_Task directions_: Print every line of the listing exactly, please.

_Exercise input_:

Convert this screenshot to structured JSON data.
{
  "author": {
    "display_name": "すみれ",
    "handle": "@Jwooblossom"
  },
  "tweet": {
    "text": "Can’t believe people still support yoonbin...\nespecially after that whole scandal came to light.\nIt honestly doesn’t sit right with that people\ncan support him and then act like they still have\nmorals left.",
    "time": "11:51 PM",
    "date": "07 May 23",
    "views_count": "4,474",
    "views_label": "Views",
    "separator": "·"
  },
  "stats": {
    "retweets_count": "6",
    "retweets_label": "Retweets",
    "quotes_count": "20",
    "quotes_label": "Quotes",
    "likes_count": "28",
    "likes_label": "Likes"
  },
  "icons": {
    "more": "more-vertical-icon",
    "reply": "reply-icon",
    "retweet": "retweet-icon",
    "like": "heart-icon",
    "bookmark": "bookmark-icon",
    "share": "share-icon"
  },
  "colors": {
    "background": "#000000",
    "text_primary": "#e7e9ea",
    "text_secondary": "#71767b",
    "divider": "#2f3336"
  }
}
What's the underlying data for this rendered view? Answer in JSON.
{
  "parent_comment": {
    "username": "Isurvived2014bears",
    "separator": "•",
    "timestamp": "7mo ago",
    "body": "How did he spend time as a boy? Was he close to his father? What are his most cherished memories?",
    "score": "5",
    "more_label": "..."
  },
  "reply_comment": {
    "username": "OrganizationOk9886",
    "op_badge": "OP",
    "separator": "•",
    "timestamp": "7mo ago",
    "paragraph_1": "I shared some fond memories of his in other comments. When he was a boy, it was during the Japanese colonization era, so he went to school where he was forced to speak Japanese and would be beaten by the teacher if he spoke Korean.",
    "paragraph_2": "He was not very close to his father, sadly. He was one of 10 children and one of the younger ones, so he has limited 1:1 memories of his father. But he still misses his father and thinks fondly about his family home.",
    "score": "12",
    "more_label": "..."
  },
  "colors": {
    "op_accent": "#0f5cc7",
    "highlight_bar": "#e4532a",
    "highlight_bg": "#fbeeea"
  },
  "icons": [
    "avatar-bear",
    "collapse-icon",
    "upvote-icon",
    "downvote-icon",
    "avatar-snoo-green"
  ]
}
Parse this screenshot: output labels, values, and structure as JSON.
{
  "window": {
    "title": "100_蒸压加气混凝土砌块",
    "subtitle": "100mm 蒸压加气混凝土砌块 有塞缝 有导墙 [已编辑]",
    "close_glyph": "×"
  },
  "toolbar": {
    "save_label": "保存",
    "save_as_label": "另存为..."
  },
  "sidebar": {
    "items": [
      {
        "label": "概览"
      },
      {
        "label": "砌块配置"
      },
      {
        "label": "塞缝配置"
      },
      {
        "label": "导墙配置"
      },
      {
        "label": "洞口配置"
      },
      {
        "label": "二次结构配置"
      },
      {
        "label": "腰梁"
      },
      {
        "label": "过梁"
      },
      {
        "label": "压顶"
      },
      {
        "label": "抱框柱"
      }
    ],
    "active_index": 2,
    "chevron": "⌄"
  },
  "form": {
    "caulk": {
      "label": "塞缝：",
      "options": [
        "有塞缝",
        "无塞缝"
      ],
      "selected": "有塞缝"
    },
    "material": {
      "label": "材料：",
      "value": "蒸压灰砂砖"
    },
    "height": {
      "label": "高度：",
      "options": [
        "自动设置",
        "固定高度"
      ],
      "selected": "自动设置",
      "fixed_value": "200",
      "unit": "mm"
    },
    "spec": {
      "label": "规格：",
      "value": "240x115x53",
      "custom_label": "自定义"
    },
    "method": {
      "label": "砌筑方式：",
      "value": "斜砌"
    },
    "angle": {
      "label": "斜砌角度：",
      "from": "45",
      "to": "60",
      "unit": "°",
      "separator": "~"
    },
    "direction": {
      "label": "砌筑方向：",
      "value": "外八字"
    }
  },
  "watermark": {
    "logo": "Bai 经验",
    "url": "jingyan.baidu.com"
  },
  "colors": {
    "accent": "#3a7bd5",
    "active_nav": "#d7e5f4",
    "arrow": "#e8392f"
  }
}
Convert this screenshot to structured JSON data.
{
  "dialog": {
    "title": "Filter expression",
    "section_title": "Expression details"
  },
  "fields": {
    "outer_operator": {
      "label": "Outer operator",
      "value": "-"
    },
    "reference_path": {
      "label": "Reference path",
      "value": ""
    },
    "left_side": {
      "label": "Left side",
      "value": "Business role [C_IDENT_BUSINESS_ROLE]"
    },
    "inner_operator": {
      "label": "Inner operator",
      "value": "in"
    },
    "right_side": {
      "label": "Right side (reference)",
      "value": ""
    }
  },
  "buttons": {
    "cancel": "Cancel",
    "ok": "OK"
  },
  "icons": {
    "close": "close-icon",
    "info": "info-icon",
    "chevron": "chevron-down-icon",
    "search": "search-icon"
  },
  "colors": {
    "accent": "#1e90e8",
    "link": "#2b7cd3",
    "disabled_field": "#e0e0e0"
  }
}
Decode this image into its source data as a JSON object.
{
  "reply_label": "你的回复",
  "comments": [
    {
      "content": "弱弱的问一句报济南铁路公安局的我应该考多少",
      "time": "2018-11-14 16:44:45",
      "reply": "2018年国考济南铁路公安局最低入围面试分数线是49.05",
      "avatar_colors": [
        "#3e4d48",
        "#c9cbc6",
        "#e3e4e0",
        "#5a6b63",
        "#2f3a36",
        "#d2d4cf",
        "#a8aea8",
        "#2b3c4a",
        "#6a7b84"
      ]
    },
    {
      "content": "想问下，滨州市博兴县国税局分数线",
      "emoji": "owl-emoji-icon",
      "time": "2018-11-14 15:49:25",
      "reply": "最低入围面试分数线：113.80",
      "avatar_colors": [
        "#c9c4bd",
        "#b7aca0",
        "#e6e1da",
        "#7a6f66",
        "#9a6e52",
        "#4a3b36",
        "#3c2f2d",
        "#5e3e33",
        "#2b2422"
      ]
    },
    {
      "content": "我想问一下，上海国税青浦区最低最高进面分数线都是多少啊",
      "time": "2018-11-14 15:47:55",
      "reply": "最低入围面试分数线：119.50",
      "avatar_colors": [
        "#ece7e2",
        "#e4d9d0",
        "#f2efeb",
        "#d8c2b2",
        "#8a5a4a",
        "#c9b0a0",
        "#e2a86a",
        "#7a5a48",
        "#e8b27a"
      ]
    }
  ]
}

_The output_:
Convert this screenshot to structured JSON data.
{
  "author": {
    "display_name": "すみれ",
    "handle": "@Jwooblossom"
  },
  "tweet": {
    "text": "Can’t believe people still support yoonbin...\nespecially after that whole scandal came to light.\nIt honestly doesn’t sit right with that people\ncan support him and then act like they still have\nmorals left.",
    "time": "11:51 PM",
    "date": "07 May 23",
    "views_count": "4,474",
    "views_label": "Views",
    "separator": "·"
  },
  "stats": {
    "retweets_count": "6",
    "retweets_label": "Retweets",
    "quotes_count": "20",
    "quotes_label": "Quotes",
    "likes_count": "28",
    "likes_label": "Likes"
  },
  "icons": {
    "more": "more-vertical-icon",
    "reply": "reply-icon",
    "retweet": "retweet-icon",
    "like": "heart-icon",
    "bookmark": "bookmark-icon",
    "share": "share-icon"
  },
  "colors": {
    "background": "#000000",
    "text_primary": "#e7e9ea",
    "text_secondary": "#71767b",
    "divider": "#2f3336"
  }
}
What's the underlying data for this rendered view? Answer in JSON.
{
  "parent_comment": {
    "username": "Isurvived2014bears",
    "separator": "•",
    "timestamp": "7mo ago",
    "body": "How did he spend time as a boy? Was he close to his father? What are his most cherished memories?",
    "score": "5",
    "more_label": "..."
  },
  "reply_comment": {
    "username": "OrganizationOk9886",
    "op_badge": "OP",
    "separator": "•",
    "timestamp": "7mo ago",
    "paragraph_1": "I shared some fond memories of his in other comments. When he was a boy, it was during the Japanese colonization era, so he went to school where he was forced to speak Japanese and would be beaten by the teacher if he spoke Korean.",
    "paragraph_2": "He was not very close to his father, sadly. He was one of 10 children and one of the younger ones, so he has limited 1:1 memories of his father. But he still misses his father and thinks fondly about his family home.",
    "score": "12",
    "more_label": "..."
  },
  "colors": {
    "op_accent": "#0f5cc7",
    "highlight_bar": "#e4532a",
    "highlight_bg": "#fbeeea"
  },
  "icons": [
    "avatar-bear",
    "collapse-icon",
    "upvote-icon",
    "downvote-icon",
    "avatar-snoo-green"
  ]
}
Parse this screenshot: output labels, values, and structure as JSON.
{
  "window": {
    "title": "100_蒸压加气混凝土砌块",
    "subtitle": "100mm 蒸压加气混凝土砌块 有塞缝 有导墙 [已编辑]",
    "close_glyph": "×"
  },
  "toolbar": {
    "save_label": "保存",
    "save_as_label": "另存为..."
  },
  "sidebar": {
    "items": [
      {
        "label": "概览"
      },
      {
        "label": "砌块配置"
      },
      {
        "label": "塞缝配置"
      },
      {
        "label": "导墙配置"
      },
      {
        "label": "洞口配置"
      },
      {
        "label": "二次结构配置"
      },
      {
        "label": "腰梁"
      },
      {
        "label": "过梁"
      },
      {
        "label": "压顶"
      },
      {
        "label": "抱框柱"
      }
    ],
    "active_index": 2,
    "chevron": "⌄"
  },
  "form": {
    "caulk": {
      "label": "塞缝：",
      "options": [
        "有塞缝",
        "无塞缝"
      ],
      "selected": "有塞缝"
    },
    "material": {
      "label": "材料：",
      "value": "蒸压灰砂砖"
    },
    "height": {
      "label": "高度：",
      "options": [
        "自动设置",
        "固定高度"
      ],
      "selected": "自动设置",
      "fixed_value": "200",
      "unit": "mm"
    },
    "spec": {
      "label": "规格：",
      "value": "240x115x53",
      "custom_label": "自定义"
    },
    "method": {
      "label": "砌筑方式：",
      "value": "斜砌"
    },
    "angle": {
      "label": "斜砌角度：",
      "from": "45",
      "to": "60",
      "unit": "°",
      "separator": "~"
    },
    "direction": {
      "label": "砌筑方向：",
      "value": "外八字"
    }
  },
  "watermark": {
    "logo": "Bai 经验",
    "url": "jingyan.baidu.com"
  },
  "colors": {
    "accent": "#3a7bd5",
    "active_nav": "#d7e5f4",
    "arrow": "#e8392f"
  }
}
Convert this screenshot to structured JSON data.
{
  "dialog": {
    "title": "Filter expression",
    "section_title": "Expression details"
  },
  "fields": {
    "outer_operator": {
      "label": "Outer operator",
      "value": "-"
    },
    "reference_path": {
      "label": "Reference path",
      "value": ""
    },
    "left_side": {
      "label": "Left side",
      "value": "Business role [C_IDENT_BUSINESS_ROLE]"
    },
    "inner_operator": {
      "label": "Inner operator",
      "value": "in"
    },
    "right_side": {
      "label": "Right side (reference)",
      "value": ""
    }
  },
  "buttons": {
    "cancel": "Cancel",
    "ok": "OK"
  },
  "icons": {
    "close": "close-icon",
    "info": "info-icon",
    "chevron": "chevron-down-icon",
    "search": "search-icon"
  },
  "colors": {
    "accent": "#1e90e8",
    "link": "#2b7cd3",
    "disabled_field": "#e0e0e0"
  }
}
Decode this image into its source data as a JSON object.
{
  "reply_label": "你的回复",
  "comments": [
    {
      "content": "弱弱的问一句报济南铁路公安局的我应该考多少",
      "time": "2018-11-14 16:44:45",
      "reply": "2018年国考济南铁路公安局最低入围面试分数线是49.05",
      "avatar_colors": [
        "#3e4d48",
        "#c9cbc6",
        "#e3e4e0",
        "#5a6b63",
        "#2f3a36",
        "#d2d4cf",
        "#a8aea8",
        "#2b3c4a",
        "#6a7b84"
      ]
    },
    {
      "content": "想问下，滨州市博兴县国税局分数线",
      "emoji": "owl-emoji-icon",
      "time": "2018-11-14 15:49:25",
      "reply": "最低入围面试分数线：113.80",
      "avatar_colors": [
        "#c9c4bd",
        "#b7aca0",
        "#e6e1da",
        "#7a6f66",
        "#9a6e52",
        "#4a3b36",
        "#3c2f2d",
        "#5e3e33",
        "#2b2422"
      ]
    },
    {
      "content": "我想问一下，上海国税青浦区最低最高进面分数线都是多少啊",
      "time": "2018-11-14 15:47:55",
      "reply": "最低入围面试分数线：119.50",
      "avatar_colors": [
        "#ece7e2",
        "#e4d9d0",
        "#f2efeb",
        "#d8c2b2",
        "#8a5a4a",
        "#c9b0a0",
        "#e2a86a",
        "#7a5a48",
        "#e8b27a"
      ]
    }
  ]
}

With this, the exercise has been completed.